- **Passage provided**
---
These are the optimal Bellman equations for state values and for state-action values in case of continuing tasks. For episodic tasks replace \(\gamma\) by 1. Note that the optimal Bellman equations are identical to the Bellman equations for the greedy policy w.r.t. the optimal value function.

For deriving the optimal Bellman equations we did not use optimality of \(v_\ast\) directly. Instead we only needed that the underlying policy is greedy with respect to its own value function. Might there be non-optimal policies with this property, too? If yes, the optimal Bellman equations would have multiple solutions, some of them being non-optimal value functions. Luckily, the answer is ‘no’ (see next section for a proof). This uniqueness result for the optimal Bellman equations also implies that every policy which is greedy w.r.t. to its own value function has to be optimal.
---
Page layout parsing data:

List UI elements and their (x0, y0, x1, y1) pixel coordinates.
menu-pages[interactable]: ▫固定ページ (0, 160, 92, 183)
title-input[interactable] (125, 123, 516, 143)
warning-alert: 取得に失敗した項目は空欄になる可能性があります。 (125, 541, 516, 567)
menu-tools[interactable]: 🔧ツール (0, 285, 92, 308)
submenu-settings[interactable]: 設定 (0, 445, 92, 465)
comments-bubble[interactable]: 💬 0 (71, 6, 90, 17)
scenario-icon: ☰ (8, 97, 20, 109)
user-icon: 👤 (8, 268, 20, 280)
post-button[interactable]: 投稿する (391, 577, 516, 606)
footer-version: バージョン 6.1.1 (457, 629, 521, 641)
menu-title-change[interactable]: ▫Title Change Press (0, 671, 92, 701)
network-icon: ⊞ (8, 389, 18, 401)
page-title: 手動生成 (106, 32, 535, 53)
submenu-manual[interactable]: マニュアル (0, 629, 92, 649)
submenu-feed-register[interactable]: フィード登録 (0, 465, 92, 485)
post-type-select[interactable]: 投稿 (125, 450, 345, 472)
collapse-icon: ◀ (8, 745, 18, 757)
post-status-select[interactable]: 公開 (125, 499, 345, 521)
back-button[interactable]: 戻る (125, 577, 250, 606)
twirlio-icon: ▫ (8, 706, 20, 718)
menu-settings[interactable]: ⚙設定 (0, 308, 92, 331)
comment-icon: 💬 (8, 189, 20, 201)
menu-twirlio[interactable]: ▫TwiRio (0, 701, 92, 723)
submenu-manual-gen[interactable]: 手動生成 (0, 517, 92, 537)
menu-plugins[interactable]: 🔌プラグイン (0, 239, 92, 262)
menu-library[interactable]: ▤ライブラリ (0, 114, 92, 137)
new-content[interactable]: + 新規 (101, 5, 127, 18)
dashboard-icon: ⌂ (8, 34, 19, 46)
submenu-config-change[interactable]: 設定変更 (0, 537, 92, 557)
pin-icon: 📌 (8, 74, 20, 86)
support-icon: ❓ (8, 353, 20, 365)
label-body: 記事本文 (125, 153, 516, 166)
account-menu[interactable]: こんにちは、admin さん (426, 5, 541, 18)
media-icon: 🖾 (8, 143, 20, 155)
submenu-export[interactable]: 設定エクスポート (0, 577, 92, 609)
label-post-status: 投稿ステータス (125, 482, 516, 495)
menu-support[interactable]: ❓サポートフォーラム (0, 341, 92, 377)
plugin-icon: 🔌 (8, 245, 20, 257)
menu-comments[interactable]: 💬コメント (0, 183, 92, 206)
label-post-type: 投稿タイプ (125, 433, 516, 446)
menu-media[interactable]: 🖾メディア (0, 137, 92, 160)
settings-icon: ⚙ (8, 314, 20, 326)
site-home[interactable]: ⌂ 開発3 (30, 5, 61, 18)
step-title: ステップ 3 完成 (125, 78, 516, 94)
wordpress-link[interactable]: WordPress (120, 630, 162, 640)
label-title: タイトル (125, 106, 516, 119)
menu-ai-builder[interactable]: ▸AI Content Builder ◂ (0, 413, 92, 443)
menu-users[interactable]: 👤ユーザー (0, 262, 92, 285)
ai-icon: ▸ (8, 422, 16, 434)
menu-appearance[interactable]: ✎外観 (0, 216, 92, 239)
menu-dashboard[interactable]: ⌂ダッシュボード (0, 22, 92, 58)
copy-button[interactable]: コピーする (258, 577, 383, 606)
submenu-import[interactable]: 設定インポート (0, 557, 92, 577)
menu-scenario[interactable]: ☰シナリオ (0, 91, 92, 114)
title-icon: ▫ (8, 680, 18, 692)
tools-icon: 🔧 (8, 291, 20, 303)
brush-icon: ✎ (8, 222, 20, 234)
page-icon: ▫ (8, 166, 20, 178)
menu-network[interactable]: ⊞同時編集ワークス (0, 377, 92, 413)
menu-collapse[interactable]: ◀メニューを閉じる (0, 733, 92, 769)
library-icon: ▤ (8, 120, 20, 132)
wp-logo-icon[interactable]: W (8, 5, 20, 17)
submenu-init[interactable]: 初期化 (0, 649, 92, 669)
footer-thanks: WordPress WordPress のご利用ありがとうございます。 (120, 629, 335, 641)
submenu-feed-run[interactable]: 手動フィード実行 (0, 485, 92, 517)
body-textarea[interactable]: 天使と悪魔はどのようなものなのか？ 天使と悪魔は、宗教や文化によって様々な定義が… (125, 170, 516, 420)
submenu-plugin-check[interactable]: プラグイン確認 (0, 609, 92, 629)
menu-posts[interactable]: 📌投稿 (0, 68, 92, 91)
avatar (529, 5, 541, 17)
---
- **Assigned task A**
Answer these questions from the passage on optimal Bellman equations.
(i) For episodic tasks, what replaces \(\gamma\)?
(ii) What property of the underlying policy was needed to derive the optimal Bellman equations?
(iii) According to the uniqueness result, what must be true of every policy that is greedy with respect to its own value function?
- **Assigned task B**
Using the passage on optimal Bellman equations, explain why it matters whether non-optimal policies can be greedy with respect to their own value functions.

- **Response A**
(i) It is replaced by 1.
(ii) The policy had to be greedy with respect to its own value function.
(iii) It has to be optimal.

- **Response B**
Deriving the optimal Bellman equations used only the fact that the policy is greedy with respect to its own value function, not the optimality of \(v_\ast\). If non-optimal policies also had this property, the equations would have multiple solutions, some of them non-optimal value functions. Because no such policies exist, the equations have a unique solution.